*Figure contents as structured data*
--- start ---

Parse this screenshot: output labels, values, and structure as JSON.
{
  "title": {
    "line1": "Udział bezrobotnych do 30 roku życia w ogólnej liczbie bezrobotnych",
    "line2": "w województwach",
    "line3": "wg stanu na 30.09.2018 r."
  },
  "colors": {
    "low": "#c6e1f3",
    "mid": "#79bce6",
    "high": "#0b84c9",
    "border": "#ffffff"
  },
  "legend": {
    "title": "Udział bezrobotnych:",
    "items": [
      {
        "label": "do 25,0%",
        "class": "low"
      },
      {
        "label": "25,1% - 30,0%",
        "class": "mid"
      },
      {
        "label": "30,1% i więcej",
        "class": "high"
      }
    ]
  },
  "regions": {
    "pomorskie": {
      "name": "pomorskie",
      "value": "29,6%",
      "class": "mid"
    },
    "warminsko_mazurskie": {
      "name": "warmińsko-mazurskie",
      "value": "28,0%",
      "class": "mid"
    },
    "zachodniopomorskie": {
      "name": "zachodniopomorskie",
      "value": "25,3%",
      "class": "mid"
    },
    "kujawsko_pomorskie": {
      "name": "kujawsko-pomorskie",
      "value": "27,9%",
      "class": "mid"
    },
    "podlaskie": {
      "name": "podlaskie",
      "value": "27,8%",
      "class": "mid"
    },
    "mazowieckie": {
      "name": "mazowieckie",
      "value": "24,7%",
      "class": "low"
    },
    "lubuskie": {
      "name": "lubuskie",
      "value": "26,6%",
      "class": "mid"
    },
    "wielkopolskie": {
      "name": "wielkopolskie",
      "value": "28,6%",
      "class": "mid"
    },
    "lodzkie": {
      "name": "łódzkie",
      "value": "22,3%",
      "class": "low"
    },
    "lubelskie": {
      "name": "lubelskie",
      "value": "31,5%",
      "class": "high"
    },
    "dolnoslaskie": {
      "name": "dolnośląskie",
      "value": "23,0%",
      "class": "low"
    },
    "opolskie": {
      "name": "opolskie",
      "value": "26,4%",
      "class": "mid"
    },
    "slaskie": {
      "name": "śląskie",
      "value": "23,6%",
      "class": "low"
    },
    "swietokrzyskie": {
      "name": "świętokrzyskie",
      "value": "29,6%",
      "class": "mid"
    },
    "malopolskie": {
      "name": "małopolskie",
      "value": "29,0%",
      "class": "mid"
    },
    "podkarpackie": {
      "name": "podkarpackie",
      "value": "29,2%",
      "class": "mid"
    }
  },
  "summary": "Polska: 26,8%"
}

--- end ---

*EXERCISE*
Using the listing above, show each line holding the string "wielkopolskie".

*EXPECTED ANSWER*
    "wielkopolskie": {
      "name": "wielkopolskie",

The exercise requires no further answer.